### WHAT THIS TASK INVOLVES
Report the number of lines that include "Price", with no additional text.

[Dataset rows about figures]
========

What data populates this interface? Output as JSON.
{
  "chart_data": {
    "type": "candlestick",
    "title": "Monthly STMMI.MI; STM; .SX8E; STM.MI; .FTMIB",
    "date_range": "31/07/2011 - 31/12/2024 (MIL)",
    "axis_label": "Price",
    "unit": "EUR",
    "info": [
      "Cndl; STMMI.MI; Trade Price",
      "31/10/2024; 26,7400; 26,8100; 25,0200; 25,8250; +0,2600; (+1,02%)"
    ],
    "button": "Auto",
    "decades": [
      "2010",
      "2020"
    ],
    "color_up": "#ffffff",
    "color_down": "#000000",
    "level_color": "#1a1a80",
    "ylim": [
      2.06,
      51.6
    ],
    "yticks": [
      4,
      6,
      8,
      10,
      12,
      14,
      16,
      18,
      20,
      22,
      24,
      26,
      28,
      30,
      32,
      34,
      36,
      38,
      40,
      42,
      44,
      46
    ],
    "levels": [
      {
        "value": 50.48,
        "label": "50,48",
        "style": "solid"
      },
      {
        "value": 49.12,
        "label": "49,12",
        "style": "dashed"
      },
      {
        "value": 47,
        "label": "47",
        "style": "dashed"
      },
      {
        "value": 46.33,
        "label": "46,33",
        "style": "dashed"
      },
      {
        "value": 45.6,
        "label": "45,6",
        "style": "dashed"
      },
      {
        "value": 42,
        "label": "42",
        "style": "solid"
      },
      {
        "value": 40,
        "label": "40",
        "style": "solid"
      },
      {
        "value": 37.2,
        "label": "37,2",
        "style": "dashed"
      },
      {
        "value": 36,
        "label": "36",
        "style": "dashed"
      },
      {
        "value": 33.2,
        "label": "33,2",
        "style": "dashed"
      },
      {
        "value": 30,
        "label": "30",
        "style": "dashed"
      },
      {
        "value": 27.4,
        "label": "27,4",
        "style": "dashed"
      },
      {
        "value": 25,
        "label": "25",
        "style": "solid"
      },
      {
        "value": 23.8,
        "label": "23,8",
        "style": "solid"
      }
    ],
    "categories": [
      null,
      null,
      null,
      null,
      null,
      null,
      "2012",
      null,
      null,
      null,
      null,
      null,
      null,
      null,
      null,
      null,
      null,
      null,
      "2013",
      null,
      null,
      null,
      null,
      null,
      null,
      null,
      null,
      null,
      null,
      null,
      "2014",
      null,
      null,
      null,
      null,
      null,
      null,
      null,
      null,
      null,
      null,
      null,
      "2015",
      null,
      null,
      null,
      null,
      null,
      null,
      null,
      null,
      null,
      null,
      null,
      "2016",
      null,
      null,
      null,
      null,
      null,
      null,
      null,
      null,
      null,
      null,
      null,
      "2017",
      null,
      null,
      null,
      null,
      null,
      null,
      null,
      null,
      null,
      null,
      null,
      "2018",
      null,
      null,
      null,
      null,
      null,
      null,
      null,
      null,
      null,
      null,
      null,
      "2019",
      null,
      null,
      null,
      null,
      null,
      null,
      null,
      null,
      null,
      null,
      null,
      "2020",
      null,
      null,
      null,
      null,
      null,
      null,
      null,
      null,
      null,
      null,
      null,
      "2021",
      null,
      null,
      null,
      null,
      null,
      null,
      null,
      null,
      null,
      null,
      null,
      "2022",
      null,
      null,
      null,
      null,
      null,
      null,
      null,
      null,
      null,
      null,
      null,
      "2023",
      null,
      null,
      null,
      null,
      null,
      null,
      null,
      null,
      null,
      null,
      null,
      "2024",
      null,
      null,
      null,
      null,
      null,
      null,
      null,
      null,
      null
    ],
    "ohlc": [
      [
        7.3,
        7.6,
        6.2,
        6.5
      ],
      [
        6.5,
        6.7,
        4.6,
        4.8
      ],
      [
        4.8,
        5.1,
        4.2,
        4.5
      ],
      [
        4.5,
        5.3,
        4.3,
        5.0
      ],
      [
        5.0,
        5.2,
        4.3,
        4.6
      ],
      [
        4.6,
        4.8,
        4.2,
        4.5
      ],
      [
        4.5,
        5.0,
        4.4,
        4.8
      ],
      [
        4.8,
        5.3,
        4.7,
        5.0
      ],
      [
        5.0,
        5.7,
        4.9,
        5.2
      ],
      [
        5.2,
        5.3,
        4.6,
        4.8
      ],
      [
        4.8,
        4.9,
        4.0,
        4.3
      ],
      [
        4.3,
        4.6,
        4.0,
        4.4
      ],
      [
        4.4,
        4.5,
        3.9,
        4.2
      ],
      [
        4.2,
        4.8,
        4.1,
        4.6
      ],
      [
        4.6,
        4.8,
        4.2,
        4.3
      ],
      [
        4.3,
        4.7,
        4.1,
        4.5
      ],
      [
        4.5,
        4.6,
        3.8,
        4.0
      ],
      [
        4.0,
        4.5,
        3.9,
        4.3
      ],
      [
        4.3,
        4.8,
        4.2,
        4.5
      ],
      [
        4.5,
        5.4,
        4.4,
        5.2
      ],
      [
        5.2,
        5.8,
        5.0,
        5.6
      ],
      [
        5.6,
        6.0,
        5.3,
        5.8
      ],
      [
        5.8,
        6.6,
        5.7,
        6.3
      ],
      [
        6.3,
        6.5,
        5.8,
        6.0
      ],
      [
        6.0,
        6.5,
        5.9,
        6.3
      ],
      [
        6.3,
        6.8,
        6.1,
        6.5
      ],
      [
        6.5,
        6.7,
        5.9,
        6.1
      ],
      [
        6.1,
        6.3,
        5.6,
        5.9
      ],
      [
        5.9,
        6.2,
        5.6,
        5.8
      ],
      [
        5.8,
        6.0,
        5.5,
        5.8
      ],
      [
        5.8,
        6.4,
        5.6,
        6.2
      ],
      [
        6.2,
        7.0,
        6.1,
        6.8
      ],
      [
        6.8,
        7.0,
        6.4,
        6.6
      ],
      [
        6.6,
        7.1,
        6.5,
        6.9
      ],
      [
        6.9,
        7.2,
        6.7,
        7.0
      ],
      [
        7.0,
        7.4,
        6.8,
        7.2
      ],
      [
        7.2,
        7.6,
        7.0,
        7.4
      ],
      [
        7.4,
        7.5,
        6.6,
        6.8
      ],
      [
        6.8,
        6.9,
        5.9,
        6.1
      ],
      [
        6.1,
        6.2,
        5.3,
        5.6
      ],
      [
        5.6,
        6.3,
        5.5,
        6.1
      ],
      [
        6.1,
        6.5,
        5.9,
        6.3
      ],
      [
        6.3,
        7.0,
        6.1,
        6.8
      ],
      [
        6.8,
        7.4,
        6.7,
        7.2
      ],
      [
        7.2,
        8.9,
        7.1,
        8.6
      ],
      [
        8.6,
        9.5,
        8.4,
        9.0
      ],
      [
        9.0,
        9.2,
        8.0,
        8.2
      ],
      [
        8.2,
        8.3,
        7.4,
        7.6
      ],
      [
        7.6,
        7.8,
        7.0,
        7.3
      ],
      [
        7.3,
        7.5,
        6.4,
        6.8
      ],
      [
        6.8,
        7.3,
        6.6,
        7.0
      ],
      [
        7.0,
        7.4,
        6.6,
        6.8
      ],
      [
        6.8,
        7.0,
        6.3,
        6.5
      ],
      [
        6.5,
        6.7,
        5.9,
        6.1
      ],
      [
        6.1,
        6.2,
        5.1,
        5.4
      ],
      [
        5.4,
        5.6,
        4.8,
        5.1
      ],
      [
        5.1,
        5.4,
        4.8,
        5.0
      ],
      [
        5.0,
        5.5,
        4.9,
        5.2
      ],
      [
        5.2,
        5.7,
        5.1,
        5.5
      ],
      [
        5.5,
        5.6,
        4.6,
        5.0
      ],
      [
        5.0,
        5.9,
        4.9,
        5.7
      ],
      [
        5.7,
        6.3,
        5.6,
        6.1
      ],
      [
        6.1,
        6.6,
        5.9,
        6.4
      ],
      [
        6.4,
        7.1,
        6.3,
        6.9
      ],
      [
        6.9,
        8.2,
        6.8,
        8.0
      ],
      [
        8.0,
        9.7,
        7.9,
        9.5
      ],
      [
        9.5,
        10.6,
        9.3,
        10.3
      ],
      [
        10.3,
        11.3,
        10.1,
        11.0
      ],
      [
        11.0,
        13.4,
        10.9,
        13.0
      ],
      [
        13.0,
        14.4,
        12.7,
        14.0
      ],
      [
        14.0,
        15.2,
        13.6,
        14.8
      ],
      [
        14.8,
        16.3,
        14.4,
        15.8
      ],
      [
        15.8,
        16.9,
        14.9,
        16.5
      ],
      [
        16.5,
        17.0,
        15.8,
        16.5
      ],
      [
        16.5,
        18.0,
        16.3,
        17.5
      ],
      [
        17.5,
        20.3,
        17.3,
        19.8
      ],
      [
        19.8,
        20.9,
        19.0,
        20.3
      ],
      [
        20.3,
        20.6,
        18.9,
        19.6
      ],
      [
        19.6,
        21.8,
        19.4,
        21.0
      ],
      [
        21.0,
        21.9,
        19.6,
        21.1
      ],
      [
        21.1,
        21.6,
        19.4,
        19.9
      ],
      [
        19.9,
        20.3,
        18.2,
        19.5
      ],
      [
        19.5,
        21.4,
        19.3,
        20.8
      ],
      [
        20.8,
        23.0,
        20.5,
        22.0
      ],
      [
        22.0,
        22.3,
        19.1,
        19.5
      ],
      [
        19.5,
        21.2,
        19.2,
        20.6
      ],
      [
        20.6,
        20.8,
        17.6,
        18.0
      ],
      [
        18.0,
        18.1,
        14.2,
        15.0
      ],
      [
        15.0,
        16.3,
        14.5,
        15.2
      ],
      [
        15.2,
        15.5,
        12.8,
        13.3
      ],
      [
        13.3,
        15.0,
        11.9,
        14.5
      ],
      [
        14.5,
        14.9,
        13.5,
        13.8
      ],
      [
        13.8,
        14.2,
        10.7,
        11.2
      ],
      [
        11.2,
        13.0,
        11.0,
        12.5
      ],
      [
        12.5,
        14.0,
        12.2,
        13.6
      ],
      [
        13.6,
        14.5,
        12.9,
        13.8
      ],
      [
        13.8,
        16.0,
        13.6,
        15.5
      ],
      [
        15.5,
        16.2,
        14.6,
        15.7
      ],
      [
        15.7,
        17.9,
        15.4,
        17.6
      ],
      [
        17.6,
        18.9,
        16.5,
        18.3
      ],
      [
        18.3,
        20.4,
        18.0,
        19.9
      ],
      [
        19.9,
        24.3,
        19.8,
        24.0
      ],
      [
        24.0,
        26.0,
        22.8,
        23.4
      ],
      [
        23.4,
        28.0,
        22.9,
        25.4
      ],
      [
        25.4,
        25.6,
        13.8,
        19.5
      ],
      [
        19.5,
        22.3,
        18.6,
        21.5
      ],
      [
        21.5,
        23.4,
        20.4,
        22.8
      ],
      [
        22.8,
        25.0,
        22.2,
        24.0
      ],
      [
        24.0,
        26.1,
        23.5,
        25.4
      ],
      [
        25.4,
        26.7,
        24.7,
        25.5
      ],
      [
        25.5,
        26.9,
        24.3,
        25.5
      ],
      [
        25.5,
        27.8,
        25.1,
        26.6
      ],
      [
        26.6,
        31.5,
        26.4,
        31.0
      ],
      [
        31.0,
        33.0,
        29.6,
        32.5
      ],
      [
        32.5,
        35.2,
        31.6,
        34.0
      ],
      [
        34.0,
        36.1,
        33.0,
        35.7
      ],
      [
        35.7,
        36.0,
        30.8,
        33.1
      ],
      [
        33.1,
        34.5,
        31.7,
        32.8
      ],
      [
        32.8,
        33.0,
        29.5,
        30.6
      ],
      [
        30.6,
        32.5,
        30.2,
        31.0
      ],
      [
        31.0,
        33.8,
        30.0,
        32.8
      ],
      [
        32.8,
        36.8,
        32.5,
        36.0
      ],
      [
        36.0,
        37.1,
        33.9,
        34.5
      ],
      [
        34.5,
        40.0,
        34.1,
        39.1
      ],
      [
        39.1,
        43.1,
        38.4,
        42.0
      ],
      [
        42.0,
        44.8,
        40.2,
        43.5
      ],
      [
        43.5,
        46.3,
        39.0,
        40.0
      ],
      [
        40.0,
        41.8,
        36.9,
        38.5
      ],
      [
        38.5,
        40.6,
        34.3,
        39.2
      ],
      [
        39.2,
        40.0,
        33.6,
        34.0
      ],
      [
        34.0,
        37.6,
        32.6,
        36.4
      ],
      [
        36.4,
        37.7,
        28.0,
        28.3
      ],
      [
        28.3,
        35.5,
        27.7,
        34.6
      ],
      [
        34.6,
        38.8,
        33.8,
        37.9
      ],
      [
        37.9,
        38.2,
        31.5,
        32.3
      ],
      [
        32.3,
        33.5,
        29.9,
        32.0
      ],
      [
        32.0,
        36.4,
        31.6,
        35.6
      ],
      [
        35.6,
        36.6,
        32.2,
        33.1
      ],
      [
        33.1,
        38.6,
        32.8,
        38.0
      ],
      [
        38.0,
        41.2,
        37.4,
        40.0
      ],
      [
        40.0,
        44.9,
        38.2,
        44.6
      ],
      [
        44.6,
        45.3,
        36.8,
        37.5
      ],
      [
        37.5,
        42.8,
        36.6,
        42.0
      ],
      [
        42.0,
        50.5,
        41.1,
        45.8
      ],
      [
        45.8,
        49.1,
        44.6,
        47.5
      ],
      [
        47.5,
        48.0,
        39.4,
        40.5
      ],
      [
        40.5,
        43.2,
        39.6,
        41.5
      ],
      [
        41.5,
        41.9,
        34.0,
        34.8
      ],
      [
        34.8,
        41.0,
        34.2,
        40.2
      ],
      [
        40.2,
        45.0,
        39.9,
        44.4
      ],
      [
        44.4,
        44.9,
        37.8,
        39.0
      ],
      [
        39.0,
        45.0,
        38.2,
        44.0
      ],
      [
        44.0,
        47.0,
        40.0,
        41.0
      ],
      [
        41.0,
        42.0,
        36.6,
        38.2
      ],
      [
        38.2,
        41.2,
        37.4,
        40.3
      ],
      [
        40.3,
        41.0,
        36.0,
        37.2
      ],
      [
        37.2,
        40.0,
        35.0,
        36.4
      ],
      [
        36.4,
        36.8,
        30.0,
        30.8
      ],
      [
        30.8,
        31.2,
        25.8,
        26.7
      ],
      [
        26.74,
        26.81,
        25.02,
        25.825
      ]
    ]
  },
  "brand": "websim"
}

========

### CORRECT RESPONSE
2